Copy out the listing that follows, exact in every word, and skip the images.

──────── Input for this task

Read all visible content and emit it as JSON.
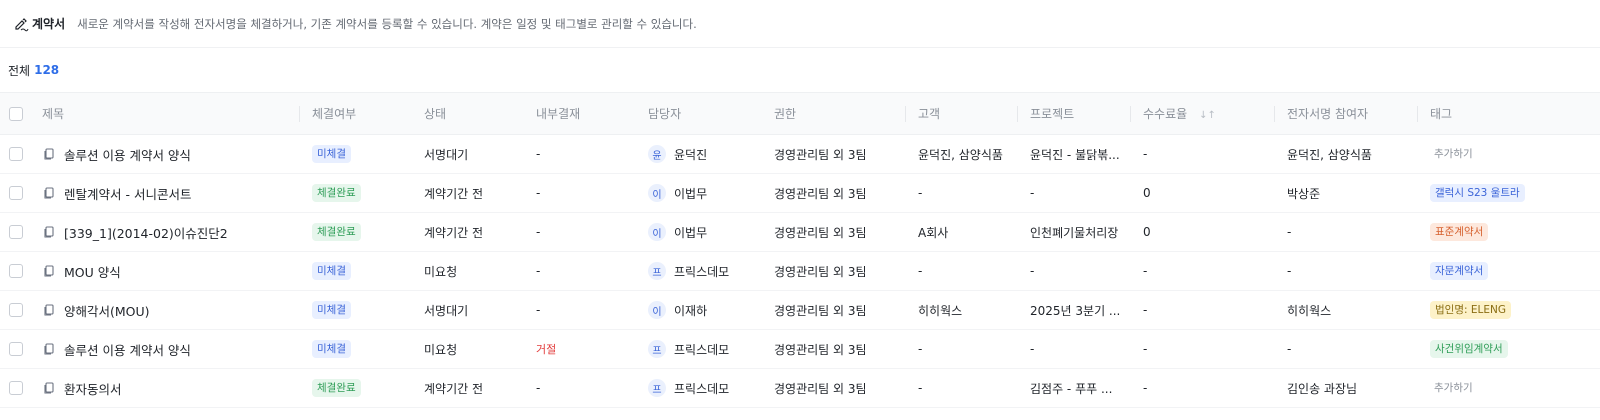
{
  "header": {
    "title": "계약서",
    "description": "새로운 계약서를 작성해 전자서명을 체결하거나, 기존 계약서를 등록할 수 있습니다. 계약은 일정 및 태그별로 관리할 수 있습니다."
  },
  "summary": {
    "label": "전체",
    "count": "128"
  },
  "columns": {
    "title": "제목",
    "signed": "체결여부",
    "status": "상태",
    "approval": "내부결재",
    "manager": "담당자",
    "permission": "권한",
    "customer": "고객",
    "project": "프로젝트",
    "fee": "수수료율",
    "participants": "전자서명 참여자",
    "tags": "태그"
  },
  "rows": [
    {
      "title": "솔루션 이용 계약서 양식",
      "signed": "미체결",
      "status": "서명대기",
      "approval": "-",
      "manager_initial": "윤",
      "manager": "윤덕진",
      "permission": "경영관리팀 외 3팀",
      "customer": "윤덕진, 삼양식품",
      "project": "윤덕진 - 불닭볶...",
      "fee": "-",
      "participants": "윤덕진, 삼양식품",
      "tag": "추가하기"
    },
    {
      "title": "렌탈계약서 - 서니콘서트",
      "signed": "체결완료",
      "status": "계약기간 전",
      "approval": "-",
      "manager_initial": "이",
      "manager": "이법무",
      "permission": "경영관리팀 외 3팀",
      "customer": "-",
      "project": "-",
      "fee": "0",
      "participants": "박상준",
      "tag": "갤럭시 S23 울트라"
    },
    {
      "title": "[339_1](2014-02)이슈진단2",
      "signed": "체결완료",
      "status": "계약기간 전",
      "approval": "-",
      "manager_initial": "이",
      "manager": "이법무",
      "permission": "경영관리팀 외 3팀",
      "customer": "A회사",
      "project": "인천폐기물처리장",
      "fee": "0",
      "participants": "-",
      "tag": "표준계약서"
    },
    {
      "title": "MOU 양식",
      "signed": "미체결",
      "status": "미요청",
      "approval": "-",
      "manager_initial": "프",
      "manager": "프릭스데모",
      "permission": "경영관리팀 외 3팀",
      "customer": "-",
      "project": "-",
      "fee": "-",
      "participants": "-",
      "tag": "자문계약서"
    },
    {
      "title": "양해각서(MOU)",
      "signed": "미체결",
      "status": "서명대기",
      "approval": "-",
      "manager_initial": "이",
      "manager": "이재하",
      "permission": "경영관리팀 외 3팀",
      "customer": "히히웍스",
      "project": "2025년 3분기 ...",
      "fee": "-",
      "participants": "히히웍스",
      "tag": "법인명: ELENG"
    },
    {
      "title": "솔루션 이용 계약서 양식",
      "signed": "미체결",
      "status": "미요청",
      "approval": "거절",
      "manager_initial": "프",
      "manager": "프릭스데모",
      "permission": "경영관리팀 외 3팀",
      "customer": "-",
      "project": "-",
      "fee": "-",
      "participants": "-",
      "tag": "사건위임계약서"
    },
    {
      "title": "환자동의서",
      "signed": "체결완료",
      "status": "계약기간 전",
      "approval": "-",
      "manager_initial": "프",
      "manager": "프릭스데모",
      "permission": "경영관리팀 외 3팀",
      "customer": "-",
      "project": "김점주 - 푸푸 ...",
      "fee": "-",
      "participants": "김인송 과장님",
      "tag": "추가하기"
    }
  ],
  "colors": {
    "accent": "#2f6ee8",
    "badge_unsigned": "#3b64d8",
    "badge_signed": "#2e9d57",
    "reject": "#e23a3a"
  }
}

────────────────

■ Task result
Read all visible content and emit it as JSON.
{
  "header": {
    "title": "계약서",
    "description": "새로운 계약서를 작성해 전자서명을 체결하거나, 기존 계약서를 등록할 수 있습니다. 계약은 일정 및 태그별로 관리할 수 있습니다."
  },
  "summary": {
    "label": "전체",
    "count": "128"
  },
  "columns": {
    "title": "제목",
    "signed": "체결여부",
    "status": "상태",
    "approval": "내부결재",
    "manager": "담당자",
    "permission": "권한",
    "customer": "고객",
    "project": "프로젝트",
    "fee": "수수료율",
    "participants": "전자서명 참여자",
    "tags": "태그"
  },
  "rows": [
    {
      "title": "솔루션 이용 계약서 양식",
      "signed": "미체결",
      "status": "서명대기",
      "approval": "-",
      "manager_initial": "윤",
      "manager": "윤덕진",
      "permission": "경영관리팀 외 3팀",
      "customer": "윤덕진, 삼양식품",
      "project": "윤덕진 - 불닭볶...",
      "fee": "-",
      "participants": "윤덕진, 삼양식품",
      "tag": "추가하기"
    },
    {
      "title": "렌탈계약서 - 서니콘서트",
      "signed": "체결완료",
      "status": "계약기간 전",
      "approval": "-",
      "manager_initial": "이",
      "manager": "이법무",
      "permission": "경영관리팀 외 3팀",
      "customer": "-",
      "project": "-",
      "fee": "0",
      "participants": "박상준",
      "tag": "갤럭시 S23 울트라"
    },
    {
      "title": "[339_1](2014-02)이슈진단2",
      "signed": "체결완료",
      "status": "계약기간 전",
      "approval": "-",
      "manager_initial": "이",
      "manager": "이법무",
      "permission": "경영관리팀 외 3팀",
      "customer": "A회사",
      "project": "인천폐기물처리장",
      "fee": "0",
      "participants": "-",
      "tag": "표준계약서"
    },
    {
      "title": "MOU 양식",
      "signed": "미체결",
      "status": "미요청",
      "approval": "-",
      "manager_initial": "프",
      "manager": "프릭스데모",
      "permission": "경영관리팀 외 3팀",
      "customer": "-",
      "project": "-",
      "fee": "-",
      "participants": "-",
      "tag": "자문계약서"
    },
    {
      "title": "양해각서(MOU)",
      "signed": "미체결",
      "status": "서명대기",
      "approval": "-",
      "manager_initial": "이",
      "manager": "이재하",
      "permission": "경영관리팀 외 3팀",
      "customer": "히히웍스",
      "project": "2025년 3분기 ...",
      "fee": "-",
      "participants": "히히웍스",
      "tag": "법인명: ELENG"
    },
    {
      "title": "솔루션 이용 계약서 양식",
      "signed": "미체결",
      "status": "미요청",
      "approval": "거절",
      "manager_initial": "프",
      "manager": "프릭스데모",
      "permission": "경영관리팀 외 3팀",
      "customer": "-",
      "project": "-",
      "fee": "-",
      "participants": "-",
      "tag": "사건위임계약서"
    },
    {
      "title": "환자동의서",
      "signed": "체결완료",
      "status": "계약기간 전",
      "approval": "-",
      "manager_initial": "프",
      "manager": "프릭스데모",
      "permission": "경영관리팀 외 3팀",
      "customer": "-",
      "project": "김점주 - 푸푸 ...",
      "fee": "-",
      "participants": "김인송 과장님",
      "tag": "추가하기"
    }
  ],
  "colors": {
    "accent": "#2f6ee8",
    "badge_unsigned": "#3b64d8",
    "badge_signed": "#2e9d57",
    "reject": "#e23a3a"
  }
}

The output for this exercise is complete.